===== Data lines
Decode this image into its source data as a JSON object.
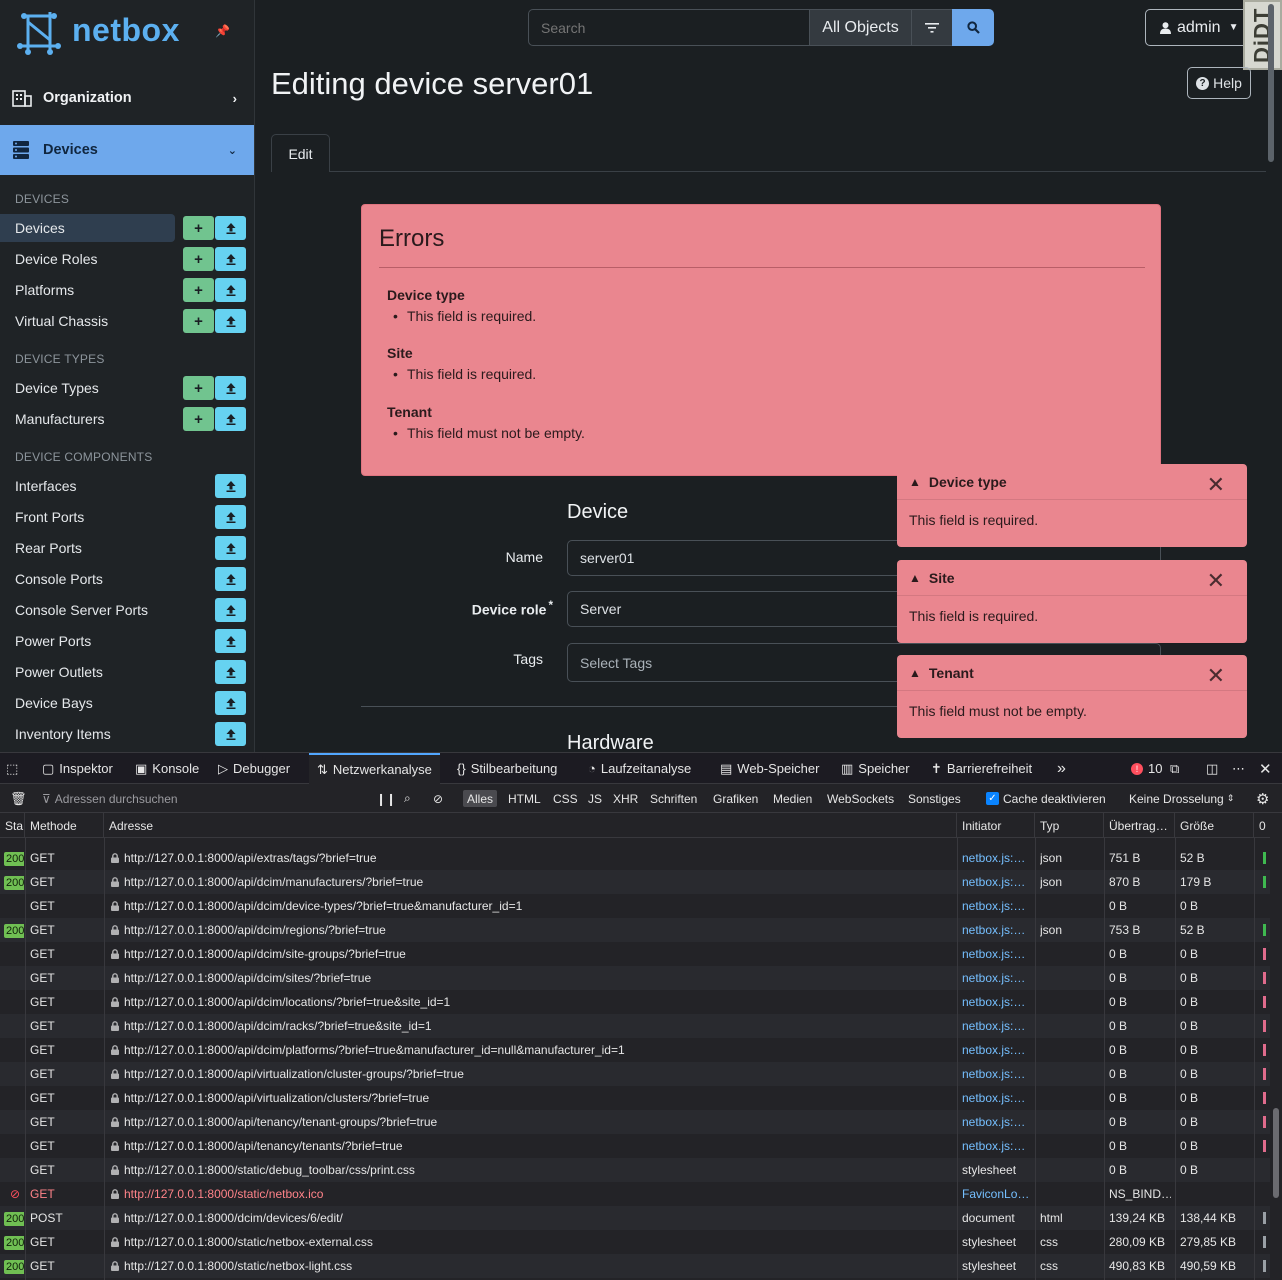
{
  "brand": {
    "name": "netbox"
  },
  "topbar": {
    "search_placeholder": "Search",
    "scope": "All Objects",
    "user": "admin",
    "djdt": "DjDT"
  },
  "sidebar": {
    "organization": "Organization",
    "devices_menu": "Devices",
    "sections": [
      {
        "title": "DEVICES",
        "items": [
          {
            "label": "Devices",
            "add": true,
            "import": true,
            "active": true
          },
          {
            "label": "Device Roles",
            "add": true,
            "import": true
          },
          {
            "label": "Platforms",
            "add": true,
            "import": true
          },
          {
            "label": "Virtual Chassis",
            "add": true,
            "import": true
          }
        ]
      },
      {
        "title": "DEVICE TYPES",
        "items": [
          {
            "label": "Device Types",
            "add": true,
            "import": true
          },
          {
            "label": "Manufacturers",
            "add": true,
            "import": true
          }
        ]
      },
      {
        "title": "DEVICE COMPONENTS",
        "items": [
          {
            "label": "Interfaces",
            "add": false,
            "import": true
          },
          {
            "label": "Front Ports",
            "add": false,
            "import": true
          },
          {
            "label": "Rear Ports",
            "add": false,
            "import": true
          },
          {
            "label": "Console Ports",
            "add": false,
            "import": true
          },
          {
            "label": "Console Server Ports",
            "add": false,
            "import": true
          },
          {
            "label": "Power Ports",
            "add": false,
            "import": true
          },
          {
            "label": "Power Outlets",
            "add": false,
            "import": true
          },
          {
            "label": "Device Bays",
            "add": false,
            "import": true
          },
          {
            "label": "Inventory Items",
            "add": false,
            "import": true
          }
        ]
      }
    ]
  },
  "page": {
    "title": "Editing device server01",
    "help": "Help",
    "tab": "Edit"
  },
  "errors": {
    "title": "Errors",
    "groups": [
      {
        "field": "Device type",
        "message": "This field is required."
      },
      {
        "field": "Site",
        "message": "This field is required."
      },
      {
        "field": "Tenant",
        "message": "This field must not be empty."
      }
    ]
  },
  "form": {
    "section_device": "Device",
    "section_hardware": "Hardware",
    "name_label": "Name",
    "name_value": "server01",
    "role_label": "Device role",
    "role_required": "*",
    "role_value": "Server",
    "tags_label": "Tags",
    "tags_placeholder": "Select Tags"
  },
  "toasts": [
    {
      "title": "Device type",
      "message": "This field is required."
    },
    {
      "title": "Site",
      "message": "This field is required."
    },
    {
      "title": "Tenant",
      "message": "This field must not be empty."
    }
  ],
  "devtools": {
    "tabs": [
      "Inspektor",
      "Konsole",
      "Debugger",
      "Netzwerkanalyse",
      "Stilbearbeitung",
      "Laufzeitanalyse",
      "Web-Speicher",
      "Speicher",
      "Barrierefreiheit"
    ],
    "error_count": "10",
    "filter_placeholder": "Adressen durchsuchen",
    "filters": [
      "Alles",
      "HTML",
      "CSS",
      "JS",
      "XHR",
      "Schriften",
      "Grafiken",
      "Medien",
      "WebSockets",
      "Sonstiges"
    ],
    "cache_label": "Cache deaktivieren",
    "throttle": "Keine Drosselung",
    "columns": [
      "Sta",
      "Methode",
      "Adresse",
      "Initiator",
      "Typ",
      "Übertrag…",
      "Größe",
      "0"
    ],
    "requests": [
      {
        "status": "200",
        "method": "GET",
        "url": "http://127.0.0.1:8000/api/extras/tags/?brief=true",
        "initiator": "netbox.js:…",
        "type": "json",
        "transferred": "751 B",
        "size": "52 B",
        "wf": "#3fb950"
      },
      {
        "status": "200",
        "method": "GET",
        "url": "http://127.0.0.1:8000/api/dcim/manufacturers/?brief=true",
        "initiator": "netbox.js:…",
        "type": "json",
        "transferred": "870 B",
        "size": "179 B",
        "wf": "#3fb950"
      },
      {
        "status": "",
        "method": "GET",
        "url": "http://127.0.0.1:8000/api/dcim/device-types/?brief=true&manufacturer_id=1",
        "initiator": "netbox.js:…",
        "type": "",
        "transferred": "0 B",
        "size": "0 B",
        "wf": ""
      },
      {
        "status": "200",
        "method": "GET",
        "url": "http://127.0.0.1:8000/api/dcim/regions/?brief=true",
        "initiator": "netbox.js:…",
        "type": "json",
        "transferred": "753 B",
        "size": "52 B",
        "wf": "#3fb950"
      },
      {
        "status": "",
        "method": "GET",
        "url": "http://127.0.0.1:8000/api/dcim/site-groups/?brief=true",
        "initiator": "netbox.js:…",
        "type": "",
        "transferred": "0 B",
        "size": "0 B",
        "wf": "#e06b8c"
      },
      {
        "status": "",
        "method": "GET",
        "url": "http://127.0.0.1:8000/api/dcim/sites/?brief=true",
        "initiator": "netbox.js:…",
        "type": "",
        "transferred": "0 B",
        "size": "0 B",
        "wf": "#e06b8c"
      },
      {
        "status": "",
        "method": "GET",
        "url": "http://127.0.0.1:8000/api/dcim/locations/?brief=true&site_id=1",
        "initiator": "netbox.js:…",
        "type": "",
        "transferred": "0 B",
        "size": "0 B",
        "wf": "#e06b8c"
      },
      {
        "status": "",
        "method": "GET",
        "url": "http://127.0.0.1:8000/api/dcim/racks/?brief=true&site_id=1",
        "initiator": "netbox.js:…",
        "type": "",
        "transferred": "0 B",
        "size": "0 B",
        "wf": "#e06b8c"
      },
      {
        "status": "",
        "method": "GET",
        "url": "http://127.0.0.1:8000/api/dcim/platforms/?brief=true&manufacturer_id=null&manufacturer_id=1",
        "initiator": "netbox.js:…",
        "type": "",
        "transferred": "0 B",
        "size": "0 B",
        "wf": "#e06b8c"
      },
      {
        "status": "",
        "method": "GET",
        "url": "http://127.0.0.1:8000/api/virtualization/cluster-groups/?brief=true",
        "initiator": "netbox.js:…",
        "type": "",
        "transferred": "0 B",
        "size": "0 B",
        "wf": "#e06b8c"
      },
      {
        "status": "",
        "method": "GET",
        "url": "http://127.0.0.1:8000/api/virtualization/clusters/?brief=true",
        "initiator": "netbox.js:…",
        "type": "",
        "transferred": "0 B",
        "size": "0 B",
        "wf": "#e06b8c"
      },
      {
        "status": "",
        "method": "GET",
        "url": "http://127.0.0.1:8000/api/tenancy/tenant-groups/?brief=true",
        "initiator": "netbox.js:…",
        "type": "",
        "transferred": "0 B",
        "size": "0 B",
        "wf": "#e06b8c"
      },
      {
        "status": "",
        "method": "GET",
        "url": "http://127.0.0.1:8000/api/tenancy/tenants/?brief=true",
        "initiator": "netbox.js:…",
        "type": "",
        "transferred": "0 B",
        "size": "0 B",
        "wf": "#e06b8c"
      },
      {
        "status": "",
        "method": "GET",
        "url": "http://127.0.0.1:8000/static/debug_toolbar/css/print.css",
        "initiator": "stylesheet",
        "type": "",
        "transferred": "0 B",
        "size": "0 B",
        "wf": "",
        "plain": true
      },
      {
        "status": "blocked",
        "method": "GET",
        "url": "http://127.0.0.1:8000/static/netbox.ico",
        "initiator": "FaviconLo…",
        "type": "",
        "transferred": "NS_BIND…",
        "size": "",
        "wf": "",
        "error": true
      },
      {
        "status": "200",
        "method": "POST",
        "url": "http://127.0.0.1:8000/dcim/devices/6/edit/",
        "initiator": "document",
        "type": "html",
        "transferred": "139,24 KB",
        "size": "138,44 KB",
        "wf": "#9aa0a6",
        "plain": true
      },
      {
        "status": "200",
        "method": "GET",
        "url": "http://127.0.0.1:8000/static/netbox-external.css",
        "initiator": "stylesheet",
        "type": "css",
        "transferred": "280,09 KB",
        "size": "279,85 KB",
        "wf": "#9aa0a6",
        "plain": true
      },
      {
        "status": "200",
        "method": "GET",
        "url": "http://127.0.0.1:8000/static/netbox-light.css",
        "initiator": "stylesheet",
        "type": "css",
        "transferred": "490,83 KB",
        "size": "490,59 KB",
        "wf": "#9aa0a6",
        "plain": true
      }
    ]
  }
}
==========
===== Data lines
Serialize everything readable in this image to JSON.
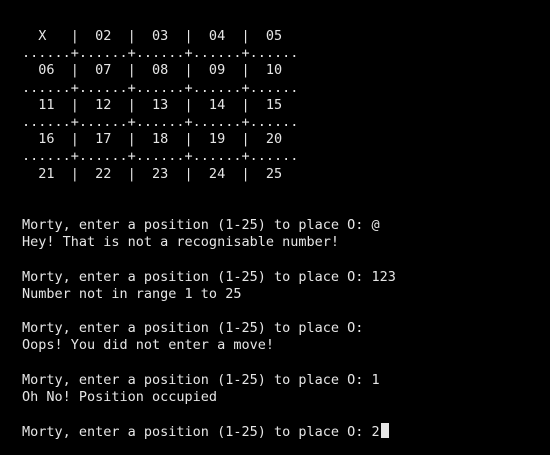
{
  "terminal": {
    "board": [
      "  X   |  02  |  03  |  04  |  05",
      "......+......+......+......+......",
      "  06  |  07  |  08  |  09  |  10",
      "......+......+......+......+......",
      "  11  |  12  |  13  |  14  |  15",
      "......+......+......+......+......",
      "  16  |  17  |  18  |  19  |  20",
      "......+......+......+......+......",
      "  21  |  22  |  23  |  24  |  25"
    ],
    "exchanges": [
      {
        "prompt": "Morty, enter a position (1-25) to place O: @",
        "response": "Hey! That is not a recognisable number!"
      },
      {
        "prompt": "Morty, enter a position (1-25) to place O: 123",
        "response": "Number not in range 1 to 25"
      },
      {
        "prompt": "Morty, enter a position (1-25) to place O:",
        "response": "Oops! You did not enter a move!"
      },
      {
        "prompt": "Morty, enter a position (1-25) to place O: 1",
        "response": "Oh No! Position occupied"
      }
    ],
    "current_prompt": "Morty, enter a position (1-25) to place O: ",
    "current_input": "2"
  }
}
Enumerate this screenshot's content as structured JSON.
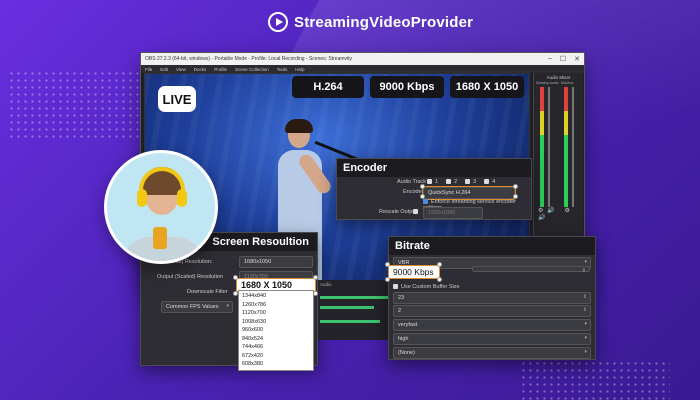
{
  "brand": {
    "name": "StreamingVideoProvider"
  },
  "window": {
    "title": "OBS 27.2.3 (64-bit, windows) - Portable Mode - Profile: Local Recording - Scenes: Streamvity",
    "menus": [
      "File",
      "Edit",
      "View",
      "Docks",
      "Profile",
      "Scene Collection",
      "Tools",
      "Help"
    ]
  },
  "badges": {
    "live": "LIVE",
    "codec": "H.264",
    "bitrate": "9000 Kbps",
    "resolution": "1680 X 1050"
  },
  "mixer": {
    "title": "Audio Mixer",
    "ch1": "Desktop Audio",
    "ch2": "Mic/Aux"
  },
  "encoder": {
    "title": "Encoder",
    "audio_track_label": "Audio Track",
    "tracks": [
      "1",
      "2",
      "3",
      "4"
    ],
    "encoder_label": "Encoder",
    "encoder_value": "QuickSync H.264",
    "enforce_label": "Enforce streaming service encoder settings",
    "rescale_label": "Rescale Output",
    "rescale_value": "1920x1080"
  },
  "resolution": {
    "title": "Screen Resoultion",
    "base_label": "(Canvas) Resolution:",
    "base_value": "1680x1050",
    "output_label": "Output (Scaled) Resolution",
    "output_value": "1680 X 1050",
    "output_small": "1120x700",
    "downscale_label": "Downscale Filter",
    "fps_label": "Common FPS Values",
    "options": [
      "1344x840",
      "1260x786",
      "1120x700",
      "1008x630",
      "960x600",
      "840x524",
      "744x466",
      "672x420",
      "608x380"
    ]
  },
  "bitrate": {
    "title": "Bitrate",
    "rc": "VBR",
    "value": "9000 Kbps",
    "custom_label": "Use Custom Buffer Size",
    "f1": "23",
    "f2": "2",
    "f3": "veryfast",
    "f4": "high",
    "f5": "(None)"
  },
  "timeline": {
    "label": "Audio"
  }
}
==========
===== Data lines
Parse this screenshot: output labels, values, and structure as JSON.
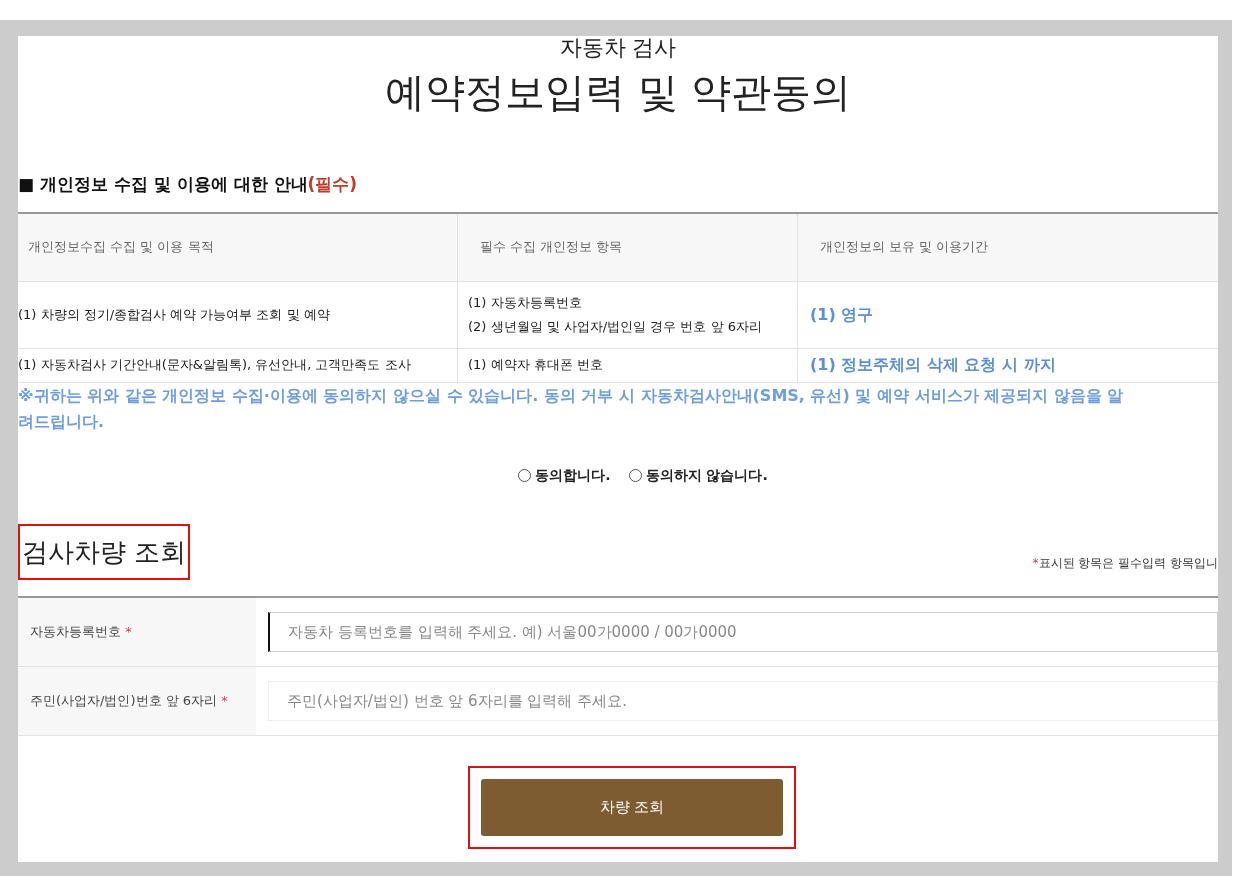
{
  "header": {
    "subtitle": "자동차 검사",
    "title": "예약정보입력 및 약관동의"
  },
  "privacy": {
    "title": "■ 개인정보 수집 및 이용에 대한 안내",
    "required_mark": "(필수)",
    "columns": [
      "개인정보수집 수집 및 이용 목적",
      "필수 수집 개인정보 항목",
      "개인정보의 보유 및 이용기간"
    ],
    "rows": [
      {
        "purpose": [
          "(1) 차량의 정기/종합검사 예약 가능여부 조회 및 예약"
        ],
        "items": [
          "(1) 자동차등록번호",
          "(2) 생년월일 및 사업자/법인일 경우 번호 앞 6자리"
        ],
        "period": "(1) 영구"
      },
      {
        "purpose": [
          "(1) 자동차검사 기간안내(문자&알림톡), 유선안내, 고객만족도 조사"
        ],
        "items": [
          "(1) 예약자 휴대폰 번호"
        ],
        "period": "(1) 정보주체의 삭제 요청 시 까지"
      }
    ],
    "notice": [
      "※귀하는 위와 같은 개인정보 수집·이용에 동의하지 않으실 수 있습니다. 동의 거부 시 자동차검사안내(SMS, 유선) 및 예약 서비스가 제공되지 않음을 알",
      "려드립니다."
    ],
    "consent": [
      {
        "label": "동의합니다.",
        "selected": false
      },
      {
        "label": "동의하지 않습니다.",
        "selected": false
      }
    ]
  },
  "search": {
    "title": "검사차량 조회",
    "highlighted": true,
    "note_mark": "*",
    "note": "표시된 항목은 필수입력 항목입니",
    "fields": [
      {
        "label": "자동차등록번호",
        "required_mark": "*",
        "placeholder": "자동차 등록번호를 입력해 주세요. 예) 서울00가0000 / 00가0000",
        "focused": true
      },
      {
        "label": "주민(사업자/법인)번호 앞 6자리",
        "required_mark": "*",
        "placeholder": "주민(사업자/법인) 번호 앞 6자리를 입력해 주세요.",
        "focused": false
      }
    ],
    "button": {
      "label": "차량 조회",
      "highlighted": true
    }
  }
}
==========
Write down the number of lines where the word "virtualization" appears, and nothing further.

--- Reply to the exercise ---
2